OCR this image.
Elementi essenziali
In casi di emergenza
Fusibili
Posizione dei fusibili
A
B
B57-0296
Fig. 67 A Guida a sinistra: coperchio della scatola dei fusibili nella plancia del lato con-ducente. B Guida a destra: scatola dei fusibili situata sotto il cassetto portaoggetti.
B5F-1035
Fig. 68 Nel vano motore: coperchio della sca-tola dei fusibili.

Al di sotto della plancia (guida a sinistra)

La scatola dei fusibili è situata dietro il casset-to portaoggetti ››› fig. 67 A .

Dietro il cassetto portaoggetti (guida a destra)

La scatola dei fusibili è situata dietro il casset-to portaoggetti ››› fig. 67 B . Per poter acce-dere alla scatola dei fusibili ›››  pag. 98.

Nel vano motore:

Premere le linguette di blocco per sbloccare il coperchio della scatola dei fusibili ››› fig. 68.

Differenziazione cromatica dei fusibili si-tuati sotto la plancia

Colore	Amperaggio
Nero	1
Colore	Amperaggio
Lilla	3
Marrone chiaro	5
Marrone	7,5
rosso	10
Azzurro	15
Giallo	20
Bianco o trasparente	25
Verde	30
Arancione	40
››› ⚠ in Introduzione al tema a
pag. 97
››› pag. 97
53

- _Required work_
Give back all the data exactly as written.

- _Answer in full_
OCR this image.
Elementi essenziali
In casi di emergenza
Fusibili
Posizione dei fusibili
A
B
B57-0296
Fig. 67 A Guida a sinistra: coperchio della scatola dei fusibili nella plancia del lato con-ducente. B Guida a destra: scatola dei fusibili situata sotto il cassetto portaoggetti.
B5F-1035
Fig. 68 Nel vano motore: coperchio della sca-tola dei fusibili.

Al di sotto della plancia (guida a sinistra)

La scatola dei fusibili è situata dietro il casset-to portaoggetti ››› fig. 67 A .

Dietro il cassetto portaoggetti (guida a destra)

La scatola dei fusibili è situata dietro il casset-to portaoggetti ››› fig. 67 B . Per poter acce-dere alla scatola dei fusibili ›››  pag. 98.

Nel vano motore:

Premere le linguette di blocco per sbloccare il coperchio della scatola dei fusibili ››› fig. 68.

Differenziazione cromatica dei fusibili si-tuati sotto la plancia

Colore	Amperaggio
Nero	1
Colore	Amperaggio
Lilla	3
Marrone chiaro	5
Marrone	7,5
rosso	10
Azzurro	15
Giallo	20
Bianco o trasparente	25
Verde	30
Arancione	40
››› ⚠ in Introduzione al tema a
pag. 97
››› pag. 97
53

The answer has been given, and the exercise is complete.